#### What is needed:
Output all entries verbatim. Skip pictures.

Recorded data:
+-------+

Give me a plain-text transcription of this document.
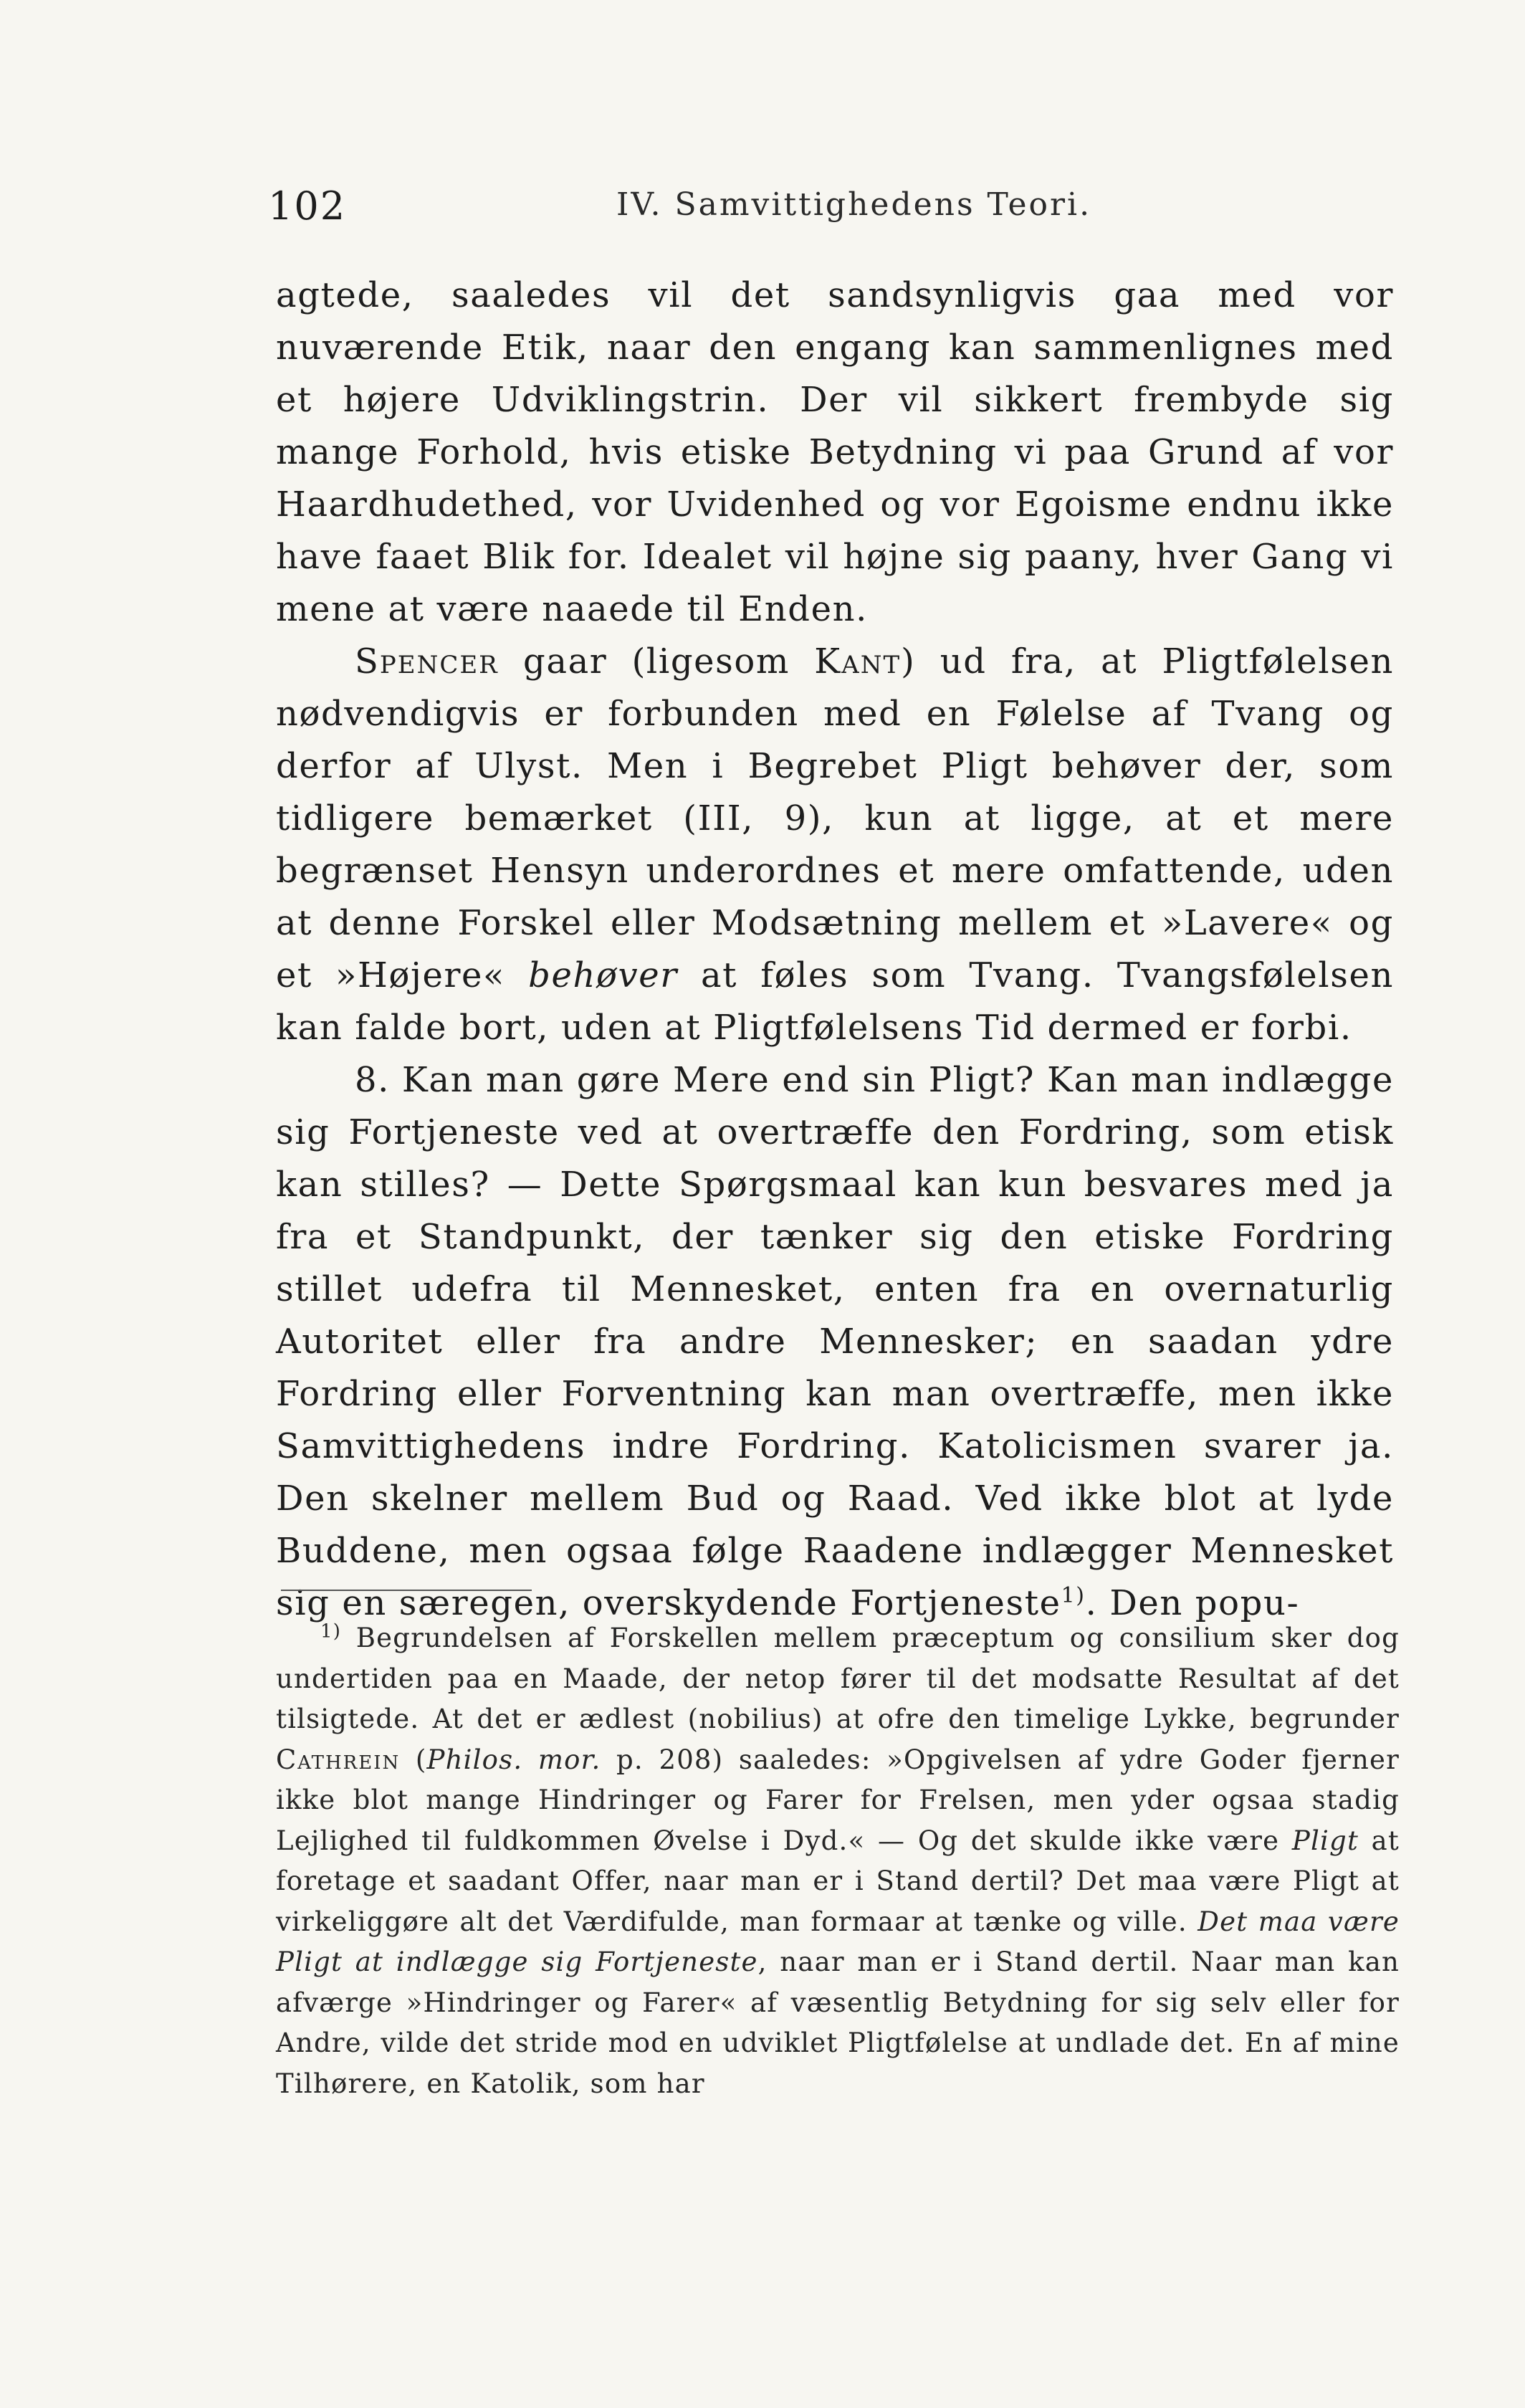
102	IV. Samvittighedens Teori.

agtede, saaledes vil det sandsynligvis gaa med vor nuværende Etik, naar den engang kan sammenlignes med et højere Udviklingstrin. Der vil sikkert frembyde sig mange Forhold, hvis etiske Betydning vi paa Grund af vor Haardhudethed, vor Uvidenhed og vor Egoisme endnu ikke have faaet Blik for. Idealet vil højne sig paany, hver Gang vi mene at være naaede til Enden.

Spencer gaar (ligesom Kant) ud fra, at Pligtfølelsen nødvendigvis er forbunden med en Følelse af Tvang og derfor af Ulyst. Men i Begrebet Pligt behøver der, som tidligere bemærket (III, 9), kun at ligge, at et mere begrænset Hensyn underordnes et mere omfattende, uden at denne Forskel eller Modsætning mellem et »Lavere« og et »Højere« behøver at føles som Tvang. Tvangsfølelsen kan falde bort, uden at Pligtfølelsens Tid dermed er forbi.

8. Kan man gøre Mere end sin Pligt? Kan man indlægge sig Fortjeneste ved at overtræffe den Fordring, som etisk kan stilles? — Dette Spørgsmaal kan kun besvares med ja fra et Standpunkt, der tænker sig den etiske Fordring stillet udefra til Mennesket, enten fra en overnaturlig Autoritet eller fra andre Mennesker; en saadan ydre Fordring eller Forventning kan man overtræffe, men ikke Samvittighedens indre Fordring. Katolicismen svarer ja. Den skelner mellem Bud og Raad. Ved ikke blot at lyde Buddene, men ogsaa følge Raadene indlægger Mennesket sig en særegen, overskydende Fortjeneste$^{1)}$. Den popu-

$^{1)}$ Begrundelsen af Forskellen mellem præceptum og consilium sker dog undertiden paa en Maade, der netop fører til det modsatte Resultat af det tilsigtede. At det er ædlest (nobilius) at ofre den timelige Lykke, begrunder Cathrein (Philos. mor. p. 208) saaledes: »Opgivelsen af ydre Goder fjerner ikke blot mange Hindringer og Farer for Frelsen, men yder ogsaa stadig Lejlighed til fuldkommen Øvelse i Dyd.« — Og det skulde ikke være Pligt at foretage et saadant Offer, naar man er i Stand dertil? Det maa være Pligt at virkeliggøre alt det Værdifulde, man formaar at tænke og ville. Det maa være Pligt at indlægge sig Fortjeneste, naar man er i Stand dertil. Naar man kan afværge »Hindringer og Farer« af væsentlig Betydning for sig selv eller for Andre, vilde det stride mod en udviklet Pligtfølelse at undlade det. En af mine Tilhørere, en Katolik, som har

+-------+

#### Result of this exercise:
Give me a plain-text transcription of this document.
102	IV. Samvittighedens Teori.

agtede, saaledes vil det sandsynligvis gaa med vor nuværende Etik, naar den engang kan sammenlignes med et højere Udviklingstrin. Der vil sikkert frembyde sig mange Forhold, hvis etiske Betydning vi paa Grund af vor Haardhudethed, vor Uvidenhed og vor Egoisme endnu ikke have faaet Blik for. Idealet vil højne sig paany, hver Gang vi mene at være naaede til Enden.

Spencer gaar (ligesom Kant) ud fra, at Pligtfølelsen nødvendigvis er forbunden med en Følelse af Tvang og derfor af Ulyst. Men i Begrebet Pligt behøver der, som tidligere bemærket (III, 9), kun at ligge, at et mere begrænset Hensyn underordnes et mere omfattende, uden at denne Forskel eller Modsætning mellem et »Lavere« og et »Højere« behøver at føles som Tvang. Tvangsfølelsen kan falde bort, uden at Pligtfølelsens Tid dermed er forbi.

8. Kan man gøre Mere end sin Pligt? Kan man indlægge sig Fortjeneste ved at overtræffe den Fordring, som etisk kan stilles? — Dette Spørgsmaal kan kun besvares med ja fra et Standpunkt, der tænker sig den etiske Fordring stillet udefra til Mennesket, enten fra en overnaturlig Autoritet eller fra andre Mennesker; en saadan ydre Fordring eller Forventning kan man overtræffe, men ikke Samvittighedens indre Fordring. Katolicismen svarer ja. Den skelner mellem Bud og Raad. Ved ikke blot at lyde Buddene, men ogsaa følge Raadene indlægger Mennesket sig en særegen, overskydende Fortjeneste$^{1)}$. Den popu-

$^{1)}$ Begrundelsen af Forskellen mellem præceptum og consilium sker dog undertiden paa en Maade, der netop fører til det modsatte Resultat af det tilsigtede. At det er ædlest (nobilius) at ofre den timelige Lykke, begrunder Cathrein (Philos. mor. p. 208) saaledes: »Opgivelsen af ydre Goder fjerner ikke blot mange Hindringer og Farer for Frelsen, men yder ogsaa stadig Lejlighed til fuldkommen Øvelse i Dyd.« — Og det skulde ikke være Pligt at foretage et saadant Offer, naar man er i Stand dertil? Det maa være Pligt at virkeliggøre alt det Værdifulde, man formaar at tænke og ville. Det maa være Pligt at indlægge sig Fortjeneste, naar man er i Stand dertil. Naar man kan afværge »Hindringer og Farer« af væsentlig Betydning for sig selv eller for Andre, vilde det stride mod en udviklet Pligtfølelse at undlade det. En af mine Tilhørere, en Katolik, som har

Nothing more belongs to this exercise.